Problem ::
All the entries need to be quoted exactly, apart from the pictures, which you should drop.

[Begin Available data]

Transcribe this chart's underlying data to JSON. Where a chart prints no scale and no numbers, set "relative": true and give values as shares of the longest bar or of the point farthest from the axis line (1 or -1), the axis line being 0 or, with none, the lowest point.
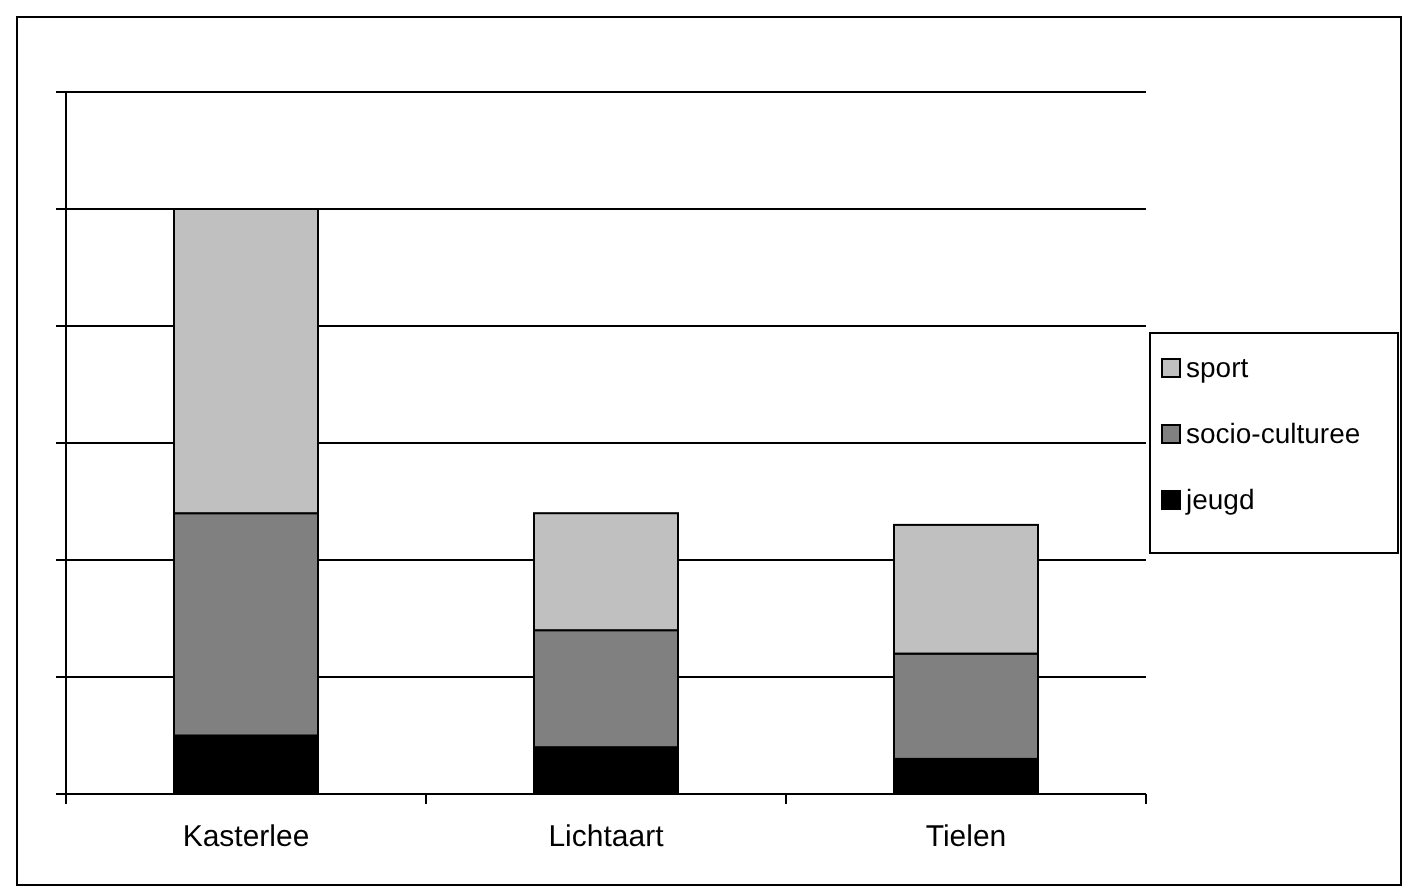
{
  "chart_data": {
    "type": "bar",
    "stacked": true,
    "relative": true,
    "grid": "y",
    "legend": "right",
    "categories": [
      "Kasterlee",
      "Lichtaart",
      "Tielen"
    ],
    "series": [
      {
        "name": "jeugd",
        "color": "#000000",
        "values": [
          0.1,
          0.08,
          0.06
        ]
      },
      {
        "name": "socio-culturee",
        "color": "#808080",
        "values": [
          0.38,
          0.2,
          0.18
        ]
      },
      {
        "name": "sport",
        "color": "#c0c0c0",
        "values": [
          0.52,
          0.2,
          0.22
        ]
      }
    ]
  }
}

[End Available data]

Task answer ::
Transcribe this chart's underlying data to JSON. Where a chart prints no scale and no numbers, set "relative": true and give values as shares of the longest bar or of the point farthest from the axis line (1 or -1), the axis line being 0 or, with none, the lowest point.
{
  "chart_data": {
    "type": "bar",
    "stacked": true,
    "relative": true,
    "grid": "y",
    "legend": "right",
    "categories": [
      "Kasterlee",
      "Lichtaart",
      "Tielen"
    ],
    "series": [
      {
        "name": "jeugd",
        "color": "#000000",
        "values": [
          0.1,
          0.08,
          0.06
        ]
      },
      {
        "name": "socio-culturee",
        "color": "#808080",
        "values": [
          0.38,
          0.2,
          0.18
        ]
      },
      {
        "name": "sport",
        "color": "#c0c0c0",
        "values": [
          0.52,
          0.2,
          0.22
        ]
      }
    ]
  }
}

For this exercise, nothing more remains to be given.